Copy out the lines that have "podczas" in them.

Data provided:
----

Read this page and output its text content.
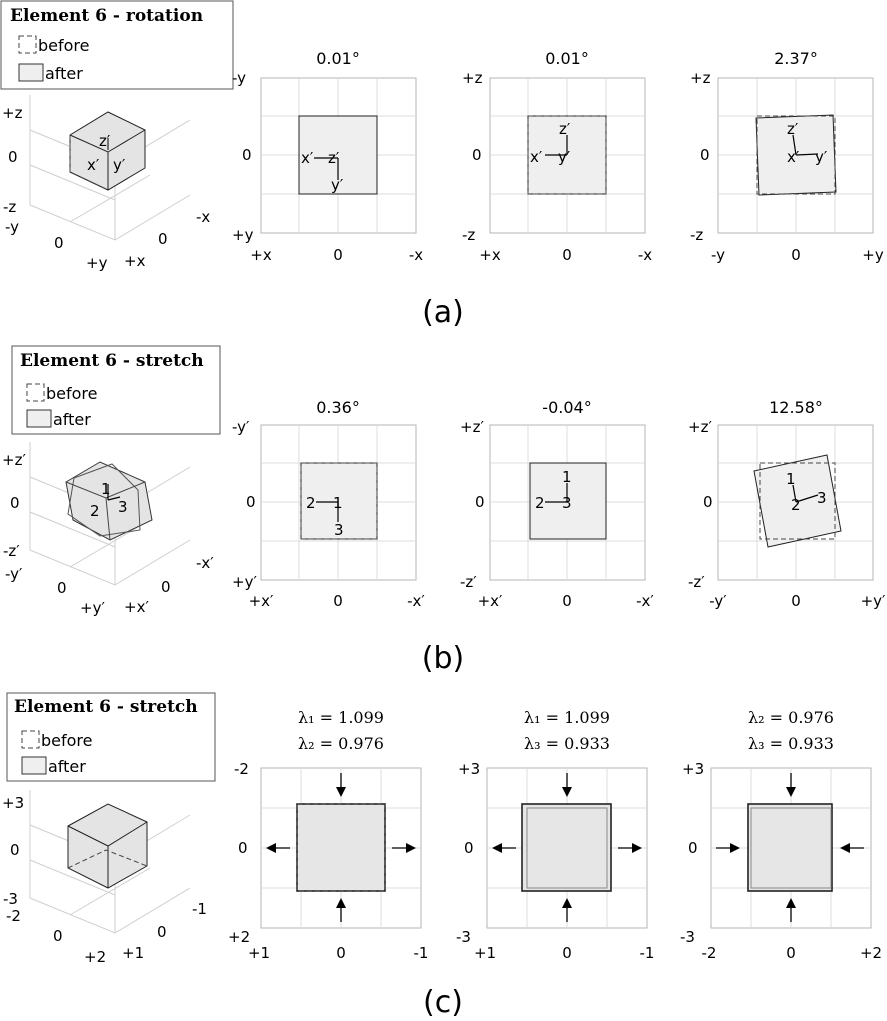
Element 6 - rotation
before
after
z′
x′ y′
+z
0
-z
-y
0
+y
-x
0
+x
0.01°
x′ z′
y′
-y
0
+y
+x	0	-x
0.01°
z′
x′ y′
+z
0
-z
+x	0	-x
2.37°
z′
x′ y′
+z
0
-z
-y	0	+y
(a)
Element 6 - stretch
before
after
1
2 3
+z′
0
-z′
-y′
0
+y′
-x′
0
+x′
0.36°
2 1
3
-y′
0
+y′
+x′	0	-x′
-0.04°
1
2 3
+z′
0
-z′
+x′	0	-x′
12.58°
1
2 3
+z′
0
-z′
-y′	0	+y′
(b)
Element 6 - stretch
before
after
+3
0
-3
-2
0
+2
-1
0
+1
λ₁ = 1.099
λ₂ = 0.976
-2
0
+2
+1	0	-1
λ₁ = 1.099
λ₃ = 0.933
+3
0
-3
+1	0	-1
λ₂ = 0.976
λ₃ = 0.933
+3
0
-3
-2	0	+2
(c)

----

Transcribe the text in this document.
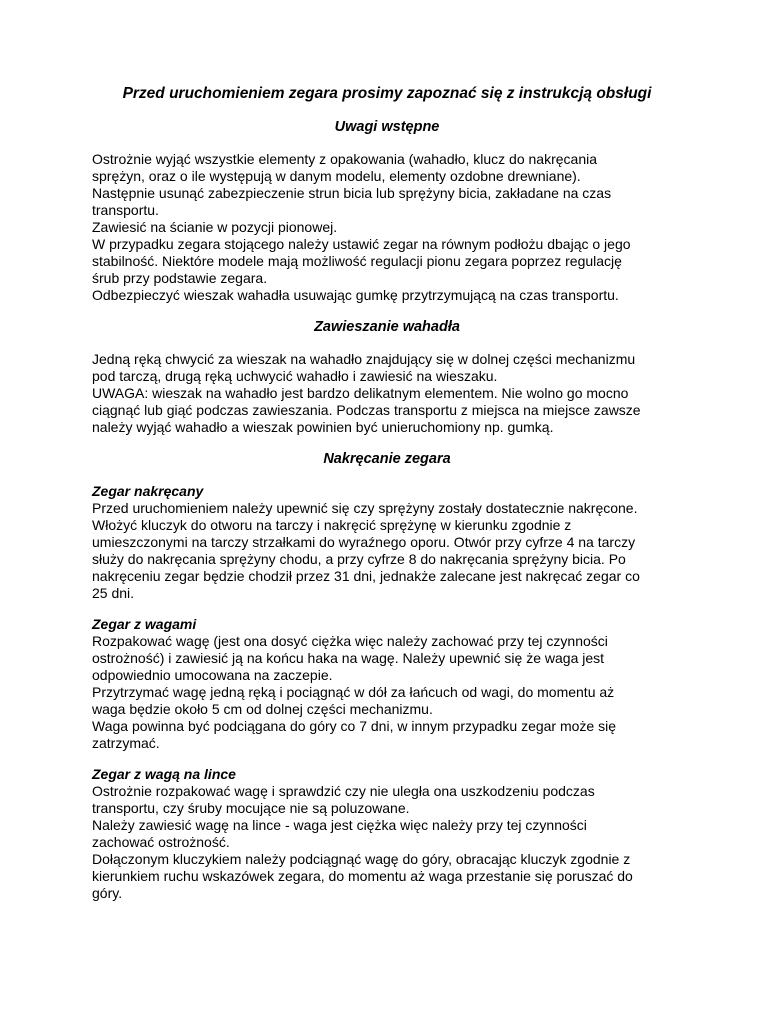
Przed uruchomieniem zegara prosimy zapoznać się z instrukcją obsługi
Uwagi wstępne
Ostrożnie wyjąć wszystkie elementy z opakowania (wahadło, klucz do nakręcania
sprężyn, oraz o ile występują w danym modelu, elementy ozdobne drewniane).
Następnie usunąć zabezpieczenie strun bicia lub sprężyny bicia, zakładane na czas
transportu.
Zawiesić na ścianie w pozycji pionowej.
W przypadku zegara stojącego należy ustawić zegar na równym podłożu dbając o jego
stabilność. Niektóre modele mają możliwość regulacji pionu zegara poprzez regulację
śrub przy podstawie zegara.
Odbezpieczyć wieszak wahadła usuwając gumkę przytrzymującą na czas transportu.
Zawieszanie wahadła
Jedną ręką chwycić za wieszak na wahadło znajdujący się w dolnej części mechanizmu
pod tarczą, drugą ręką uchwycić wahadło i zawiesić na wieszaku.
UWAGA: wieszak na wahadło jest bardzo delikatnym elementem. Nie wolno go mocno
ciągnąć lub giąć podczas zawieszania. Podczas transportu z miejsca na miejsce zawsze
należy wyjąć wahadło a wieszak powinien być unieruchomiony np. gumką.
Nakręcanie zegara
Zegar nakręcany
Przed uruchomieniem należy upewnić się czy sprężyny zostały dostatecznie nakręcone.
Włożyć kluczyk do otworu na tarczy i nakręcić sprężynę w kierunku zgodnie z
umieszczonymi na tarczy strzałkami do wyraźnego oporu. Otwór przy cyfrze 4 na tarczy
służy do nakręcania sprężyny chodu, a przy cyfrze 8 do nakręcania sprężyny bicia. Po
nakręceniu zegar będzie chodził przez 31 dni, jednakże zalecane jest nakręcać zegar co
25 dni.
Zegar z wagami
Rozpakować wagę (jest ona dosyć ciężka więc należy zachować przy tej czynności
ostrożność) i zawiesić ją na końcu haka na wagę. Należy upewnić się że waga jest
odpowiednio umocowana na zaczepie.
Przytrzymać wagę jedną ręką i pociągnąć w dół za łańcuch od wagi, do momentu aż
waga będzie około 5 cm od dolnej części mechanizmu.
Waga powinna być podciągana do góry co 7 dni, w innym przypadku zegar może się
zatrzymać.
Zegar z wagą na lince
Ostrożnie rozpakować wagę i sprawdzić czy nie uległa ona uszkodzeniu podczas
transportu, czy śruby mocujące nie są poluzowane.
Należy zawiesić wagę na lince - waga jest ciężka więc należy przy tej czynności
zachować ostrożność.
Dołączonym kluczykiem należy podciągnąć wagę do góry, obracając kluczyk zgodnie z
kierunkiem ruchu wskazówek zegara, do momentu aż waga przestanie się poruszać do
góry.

----

Correct output:
ciągnąć lub giąć podczas zawieszania. Podczas transportu z miejsca na miejsce zawsze
Ostrożnie rozpakować wagę i sprawdzić czy nie uległa ona uszkodzeniu podczas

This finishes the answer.